_What needs to be done_: Take down each entry exactly as written.

*** Given entries

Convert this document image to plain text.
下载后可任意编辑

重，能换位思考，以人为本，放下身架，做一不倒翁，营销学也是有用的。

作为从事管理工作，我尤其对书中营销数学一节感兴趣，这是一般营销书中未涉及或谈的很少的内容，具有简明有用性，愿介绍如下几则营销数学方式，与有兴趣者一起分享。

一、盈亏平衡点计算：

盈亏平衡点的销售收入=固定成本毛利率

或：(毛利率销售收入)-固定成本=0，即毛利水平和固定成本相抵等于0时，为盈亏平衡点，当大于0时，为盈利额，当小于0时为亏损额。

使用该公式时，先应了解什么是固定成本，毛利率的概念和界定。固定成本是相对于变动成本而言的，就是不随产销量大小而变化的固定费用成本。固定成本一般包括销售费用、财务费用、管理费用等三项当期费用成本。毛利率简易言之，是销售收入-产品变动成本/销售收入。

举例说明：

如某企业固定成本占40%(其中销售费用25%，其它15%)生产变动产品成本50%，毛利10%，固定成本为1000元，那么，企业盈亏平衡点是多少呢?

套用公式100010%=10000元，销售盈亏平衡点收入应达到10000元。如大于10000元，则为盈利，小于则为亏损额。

******

_The solution_:
Convert this document image to plain text.
下载后可任意编辑

重，能换位思考，以人为本，放下身架，做一不倒翁，营销学也是有用的。

作为从事管理工作，我尤其对书中营销数学一节感兴趣，这是一般营销书中未涉及或谈的很少的内容，具有简明有用性，愿介绍如下几则营销数学方式，与有兴趣者一起分享。

一、盈亏平衡点计算：

盈亏平衡点的销售收入=固定成本毛利率

或：(毛利率销售收入)-固定成本=0，即毛利水平和固定成本相抵等于0时，为盈亏平衡点，当大于0时，为盈利额，当小于0时为亏损额。

使用该公式时，先应了解什么是固定成本，毛利率的概念和界定。固定成本是相对于变动成本而言的，就是不随产销量大小而变化的固定费用成本。固定成本一般包括销售费用、财务费用、管理费用等三项当期费用成本。毛利率简易言之，是销售收入-产品变动成本/销售收入。

举例说明：

如某企业固定成本占40%(其中销售费用25%，其它15%)生产变动产品成本50%，毛利10%，固定成本为1000元，那么，企业盈亏平衡点是多少呢?

套用公式100010%=10000元，销售盈亏平衡点收入应达到10000元。如大于10000元，则为盈利，小于则为亏损额。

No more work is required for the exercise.